Task directions> Identify each line below containing the string "preview" and copy it.

Input data>
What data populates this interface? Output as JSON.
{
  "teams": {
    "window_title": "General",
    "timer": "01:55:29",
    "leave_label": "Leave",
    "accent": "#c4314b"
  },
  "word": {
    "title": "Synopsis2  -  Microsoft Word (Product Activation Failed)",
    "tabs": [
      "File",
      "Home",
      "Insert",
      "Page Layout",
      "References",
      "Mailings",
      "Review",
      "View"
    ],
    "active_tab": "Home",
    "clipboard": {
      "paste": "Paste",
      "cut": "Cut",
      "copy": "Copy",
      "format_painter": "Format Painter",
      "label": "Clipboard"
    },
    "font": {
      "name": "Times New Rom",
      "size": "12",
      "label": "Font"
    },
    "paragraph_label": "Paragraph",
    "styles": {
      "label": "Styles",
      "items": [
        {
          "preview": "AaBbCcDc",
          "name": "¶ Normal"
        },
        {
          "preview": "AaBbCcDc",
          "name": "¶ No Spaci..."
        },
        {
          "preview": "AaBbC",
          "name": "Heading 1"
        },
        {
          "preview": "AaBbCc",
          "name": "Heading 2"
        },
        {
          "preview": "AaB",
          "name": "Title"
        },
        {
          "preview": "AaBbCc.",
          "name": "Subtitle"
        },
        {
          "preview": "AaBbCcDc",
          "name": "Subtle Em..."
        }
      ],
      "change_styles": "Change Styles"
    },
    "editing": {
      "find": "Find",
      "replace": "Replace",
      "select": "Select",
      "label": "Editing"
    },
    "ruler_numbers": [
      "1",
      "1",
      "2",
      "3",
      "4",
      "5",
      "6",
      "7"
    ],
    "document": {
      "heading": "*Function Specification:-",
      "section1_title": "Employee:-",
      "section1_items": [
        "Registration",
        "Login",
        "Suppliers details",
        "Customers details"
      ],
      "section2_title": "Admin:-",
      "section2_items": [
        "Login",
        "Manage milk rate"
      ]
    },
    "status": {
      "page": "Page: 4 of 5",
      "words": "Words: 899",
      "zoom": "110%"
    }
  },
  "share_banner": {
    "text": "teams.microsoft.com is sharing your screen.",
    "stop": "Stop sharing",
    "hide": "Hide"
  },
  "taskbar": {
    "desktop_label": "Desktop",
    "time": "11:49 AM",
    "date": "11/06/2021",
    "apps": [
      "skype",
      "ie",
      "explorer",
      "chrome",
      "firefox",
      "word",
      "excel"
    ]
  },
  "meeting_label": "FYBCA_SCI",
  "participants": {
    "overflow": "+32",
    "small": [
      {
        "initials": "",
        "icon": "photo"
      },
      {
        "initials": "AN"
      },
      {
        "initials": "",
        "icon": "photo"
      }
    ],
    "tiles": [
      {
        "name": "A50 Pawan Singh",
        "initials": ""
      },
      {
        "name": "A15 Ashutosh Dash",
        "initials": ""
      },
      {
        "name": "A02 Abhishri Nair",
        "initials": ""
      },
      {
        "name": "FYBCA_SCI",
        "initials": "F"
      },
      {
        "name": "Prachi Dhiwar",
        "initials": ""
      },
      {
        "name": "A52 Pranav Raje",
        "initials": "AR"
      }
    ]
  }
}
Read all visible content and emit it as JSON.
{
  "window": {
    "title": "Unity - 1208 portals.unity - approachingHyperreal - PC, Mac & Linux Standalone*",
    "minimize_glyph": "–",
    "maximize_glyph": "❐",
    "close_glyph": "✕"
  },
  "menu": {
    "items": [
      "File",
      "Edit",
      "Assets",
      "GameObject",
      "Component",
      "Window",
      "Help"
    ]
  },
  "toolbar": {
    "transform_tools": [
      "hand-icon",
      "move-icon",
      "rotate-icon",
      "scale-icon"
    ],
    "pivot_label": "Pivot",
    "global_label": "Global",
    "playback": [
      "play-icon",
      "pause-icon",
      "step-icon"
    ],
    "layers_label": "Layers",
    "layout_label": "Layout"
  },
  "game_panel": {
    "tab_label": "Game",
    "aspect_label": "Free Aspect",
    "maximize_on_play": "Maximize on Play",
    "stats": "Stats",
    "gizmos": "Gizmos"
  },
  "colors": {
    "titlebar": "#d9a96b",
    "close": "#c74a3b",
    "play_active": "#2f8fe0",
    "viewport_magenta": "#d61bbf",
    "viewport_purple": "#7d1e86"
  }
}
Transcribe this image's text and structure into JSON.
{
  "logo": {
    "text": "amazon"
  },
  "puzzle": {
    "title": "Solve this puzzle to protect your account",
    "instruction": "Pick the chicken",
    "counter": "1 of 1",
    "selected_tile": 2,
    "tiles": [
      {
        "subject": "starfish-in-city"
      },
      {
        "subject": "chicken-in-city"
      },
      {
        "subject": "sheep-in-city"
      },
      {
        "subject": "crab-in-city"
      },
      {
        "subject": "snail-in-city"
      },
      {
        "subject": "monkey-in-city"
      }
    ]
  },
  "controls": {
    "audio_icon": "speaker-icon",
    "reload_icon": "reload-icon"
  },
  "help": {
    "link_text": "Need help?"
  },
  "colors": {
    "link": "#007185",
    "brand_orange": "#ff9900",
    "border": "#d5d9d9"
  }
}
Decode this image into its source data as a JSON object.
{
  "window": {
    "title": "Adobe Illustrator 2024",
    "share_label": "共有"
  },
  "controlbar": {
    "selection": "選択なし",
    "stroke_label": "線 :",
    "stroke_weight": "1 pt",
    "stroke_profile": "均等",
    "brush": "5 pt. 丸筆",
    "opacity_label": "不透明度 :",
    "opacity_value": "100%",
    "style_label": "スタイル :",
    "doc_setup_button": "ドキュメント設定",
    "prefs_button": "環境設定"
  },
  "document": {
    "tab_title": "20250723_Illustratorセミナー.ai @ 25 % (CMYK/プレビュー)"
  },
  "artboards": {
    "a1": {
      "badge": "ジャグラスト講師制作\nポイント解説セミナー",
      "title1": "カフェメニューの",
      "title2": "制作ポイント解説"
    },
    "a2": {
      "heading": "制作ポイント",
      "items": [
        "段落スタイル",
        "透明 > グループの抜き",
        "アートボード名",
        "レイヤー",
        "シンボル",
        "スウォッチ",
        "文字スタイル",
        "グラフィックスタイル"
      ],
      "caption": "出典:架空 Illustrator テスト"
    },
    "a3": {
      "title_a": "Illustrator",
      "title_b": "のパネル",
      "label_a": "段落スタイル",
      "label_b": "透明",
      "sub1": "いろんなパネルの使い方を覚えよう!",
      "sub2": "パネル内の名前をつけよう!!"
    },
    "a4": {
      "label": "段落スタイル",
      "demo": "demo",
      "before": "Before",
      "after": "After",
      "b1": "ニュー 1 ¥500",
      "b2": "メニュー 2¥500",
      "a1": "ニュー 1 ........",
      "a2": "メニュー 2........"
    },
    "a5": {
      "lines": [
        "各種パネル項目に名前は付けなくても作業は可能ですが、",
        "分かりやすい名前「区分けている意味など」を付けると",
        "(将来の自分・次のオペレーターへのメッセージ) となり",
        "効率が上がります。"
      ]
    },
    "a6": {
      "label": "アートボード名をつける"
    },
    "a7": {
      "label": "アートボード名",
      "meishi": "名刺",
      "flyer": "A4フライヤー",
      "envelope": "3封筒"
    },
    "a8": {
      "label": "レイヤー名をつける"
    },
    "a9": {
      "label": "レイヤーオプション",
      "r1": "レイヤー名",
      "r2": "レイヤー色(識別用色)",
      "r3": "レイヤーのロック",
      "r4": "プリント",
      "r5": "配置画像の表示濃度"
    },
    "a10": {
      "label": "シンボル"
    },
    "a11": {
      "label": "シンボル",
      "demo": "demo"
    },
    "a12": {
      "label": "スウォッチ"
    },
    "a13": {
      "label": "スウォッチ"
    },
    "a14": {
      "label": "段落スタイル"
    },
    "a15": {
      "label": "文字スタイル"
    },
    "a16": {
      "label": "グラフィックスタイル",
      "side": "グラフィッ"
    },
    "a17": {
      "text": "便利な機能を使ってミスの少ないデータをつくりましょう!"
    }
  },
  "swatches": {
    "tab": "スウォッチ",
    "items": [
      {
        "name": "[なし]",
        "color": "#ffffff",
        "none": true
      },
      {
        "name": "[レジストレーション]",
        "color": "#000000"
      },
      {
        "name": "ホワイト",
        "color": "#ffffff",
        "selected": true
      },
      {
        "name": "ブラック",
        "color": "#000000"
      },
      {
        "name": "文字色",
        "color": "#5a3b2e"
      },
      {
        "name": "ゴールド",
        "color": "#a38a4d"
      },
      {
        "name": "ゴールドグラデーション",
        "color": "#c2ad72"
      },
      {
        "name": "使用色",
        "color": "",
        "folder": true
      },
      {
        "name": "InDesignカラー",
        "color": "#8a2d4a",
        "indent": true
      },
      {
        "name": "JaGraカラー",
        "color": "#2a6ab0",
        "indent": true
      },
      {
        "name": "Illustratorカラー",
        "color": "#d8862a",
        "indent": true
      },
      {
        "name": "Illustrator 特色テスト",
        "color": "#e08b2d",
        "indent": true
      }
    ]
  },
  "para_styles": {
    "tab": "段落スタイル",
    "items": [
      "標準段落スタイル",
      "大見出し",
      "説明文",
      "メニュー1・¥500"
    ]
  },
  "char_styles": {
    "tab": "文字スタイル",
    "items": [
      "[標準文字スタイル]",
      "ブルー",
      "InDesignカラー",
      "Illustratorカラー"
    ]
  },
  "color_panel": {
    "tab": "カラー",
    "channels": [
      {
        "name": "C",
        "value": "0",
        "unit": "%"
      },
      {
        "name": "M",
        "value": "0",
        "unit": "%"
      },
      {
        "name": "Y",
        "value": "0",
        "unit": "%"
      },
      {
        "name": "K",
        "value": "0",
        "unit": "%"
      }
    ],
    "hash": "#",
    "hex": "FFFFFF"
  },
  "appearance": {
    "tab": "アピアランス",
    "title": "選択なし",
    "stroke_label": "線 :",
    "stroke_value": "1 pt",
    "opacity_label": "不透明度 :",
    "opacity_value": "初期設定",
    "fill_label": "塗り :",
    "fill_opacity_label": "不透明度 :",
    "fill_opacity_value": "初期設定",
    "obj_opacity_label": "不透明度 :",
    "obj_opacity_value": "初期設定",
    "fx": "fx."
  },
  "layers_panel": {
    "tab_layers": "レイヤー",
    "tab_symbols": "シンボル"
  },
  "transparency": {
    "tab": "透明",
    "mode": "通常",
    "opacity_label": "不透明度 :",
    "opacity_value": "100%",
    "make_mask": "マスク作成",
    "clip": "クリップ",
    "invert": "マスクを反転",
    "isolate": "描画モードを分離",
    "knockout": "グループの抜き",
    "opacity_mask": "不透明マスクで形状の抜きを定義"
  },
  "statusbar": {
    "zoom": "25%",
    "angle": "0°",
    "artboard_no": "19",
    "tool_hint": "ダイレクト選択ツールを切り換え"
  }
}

Written reply>
          "preview": "AaBbCcDc",
          "preview": "AaBbCcDc",
          "preview": "AaBbC",
          "preview": "AaBbCc",
          "preview": "AaB",
          "preview": "AaBbCc.",
          "preview": "AaBbCcDc",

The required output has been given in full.